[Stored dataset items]
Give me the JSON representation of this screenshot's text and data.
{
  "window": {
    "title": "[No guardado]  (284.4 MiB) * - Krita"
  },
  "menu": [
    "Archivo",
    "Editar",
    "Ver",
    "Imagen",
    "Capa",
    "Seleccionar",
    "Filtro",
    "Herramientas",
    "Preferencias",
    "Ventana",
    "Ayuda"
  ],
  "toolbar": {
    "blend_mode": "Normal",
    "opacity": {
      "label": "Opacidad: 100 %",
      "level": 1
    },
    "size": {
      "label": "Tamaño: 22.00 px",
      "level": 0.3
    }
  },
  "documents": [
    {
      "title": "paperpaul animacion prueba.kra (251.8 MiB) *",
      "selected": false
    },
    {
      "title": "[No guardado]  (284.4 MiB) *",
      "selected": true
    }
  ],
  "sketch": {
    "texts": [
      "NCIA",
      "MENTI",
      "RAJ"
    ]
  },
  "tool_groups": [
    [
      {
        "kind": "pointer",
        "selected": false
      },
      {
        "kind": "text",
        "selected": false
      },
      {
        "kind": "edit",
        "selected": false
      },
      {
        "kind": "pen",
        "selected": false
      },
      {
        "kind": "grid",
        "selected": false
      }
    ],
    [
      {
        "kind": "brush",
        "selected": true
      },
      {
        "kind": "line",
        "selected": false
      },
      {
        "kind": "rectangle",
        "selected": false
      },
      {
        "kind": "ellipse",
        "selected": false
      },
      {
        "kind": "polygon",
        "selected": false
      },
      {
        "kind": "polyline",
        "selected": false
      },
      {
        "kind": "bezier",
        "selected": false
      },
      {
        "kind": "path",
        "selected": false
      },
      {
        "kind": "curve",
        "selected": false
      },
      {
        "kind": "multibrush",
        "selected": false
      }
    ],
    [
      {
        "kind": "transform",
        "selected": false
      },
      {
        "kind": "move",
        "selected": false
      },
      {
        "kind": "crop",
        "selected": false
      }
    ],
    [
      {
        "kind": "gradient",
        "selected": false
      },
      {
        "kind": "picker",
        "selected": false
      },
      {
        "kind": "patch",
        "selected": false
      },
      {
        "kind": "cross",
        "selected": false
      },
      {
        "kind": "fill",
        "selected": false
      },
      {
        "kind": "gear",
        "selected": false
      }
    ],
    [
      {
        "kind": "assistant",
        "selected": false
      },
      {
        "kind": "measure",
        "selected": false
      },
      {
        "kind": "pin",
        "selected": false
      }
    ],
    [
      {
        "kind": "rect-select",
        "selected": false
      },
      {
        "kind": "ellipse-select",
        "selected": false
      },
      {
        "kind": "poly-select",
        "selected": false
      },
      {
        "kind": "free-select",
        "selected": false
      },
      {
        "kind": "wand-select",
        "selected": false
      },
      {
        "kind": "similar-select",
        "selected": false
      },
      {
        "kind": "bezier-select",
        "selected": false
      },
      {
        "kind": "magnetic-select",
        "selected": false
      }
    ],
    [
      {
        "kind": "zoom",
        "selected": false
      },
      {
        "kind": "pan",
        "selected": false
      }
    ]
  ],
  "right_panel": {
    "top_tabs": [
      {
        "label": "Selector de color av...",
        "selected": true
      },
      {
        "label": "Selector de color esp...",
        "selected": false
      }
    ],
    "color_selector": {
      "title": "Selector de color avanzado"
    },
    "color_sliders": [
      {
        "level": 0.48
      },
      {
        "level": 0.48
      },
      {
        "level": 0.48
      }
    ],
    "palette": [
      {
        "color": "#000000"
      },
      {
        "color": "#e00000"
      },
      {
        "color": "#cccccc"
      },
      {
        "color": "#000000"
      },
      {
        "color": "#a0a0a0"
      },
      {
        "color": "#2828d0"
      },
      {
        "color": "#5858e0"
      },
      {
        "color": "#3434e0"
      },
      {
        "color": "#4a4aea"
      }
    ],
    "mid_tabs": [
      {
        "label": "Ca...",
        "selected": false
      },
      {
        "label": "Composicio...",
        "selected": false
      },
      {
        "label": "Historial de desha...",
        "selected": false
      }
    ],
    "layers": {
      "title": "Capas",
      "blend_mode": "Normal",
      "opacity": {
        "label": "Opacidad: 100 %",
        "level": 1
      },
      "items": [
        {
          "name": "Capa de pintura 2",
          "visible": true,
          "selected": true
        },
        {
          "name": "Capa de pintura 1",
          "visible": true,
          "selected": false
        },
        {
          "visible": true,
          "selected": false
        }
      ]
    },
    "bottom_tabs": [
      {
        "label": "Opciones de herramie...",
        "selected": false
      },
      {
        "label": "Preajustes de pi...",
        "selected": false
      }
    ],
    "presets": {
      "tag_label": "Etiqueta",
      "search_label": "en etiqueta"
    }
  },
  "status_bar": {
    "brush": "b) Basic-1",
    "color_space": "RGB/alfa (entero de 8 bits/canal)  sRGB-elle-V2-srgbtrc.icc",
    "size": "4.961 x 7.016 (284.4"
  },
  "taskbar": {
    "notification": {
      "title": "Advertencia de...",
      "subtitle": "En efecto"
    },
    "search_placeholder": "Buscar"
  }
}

**DIRECTION**
Pull every line containing the word "Opacidad" out of the material and copy it.

**OUTPUT FOR THIS TASK**
      "label": "Opacidad: 100 %",
        "label": "Opacidad: 100 %",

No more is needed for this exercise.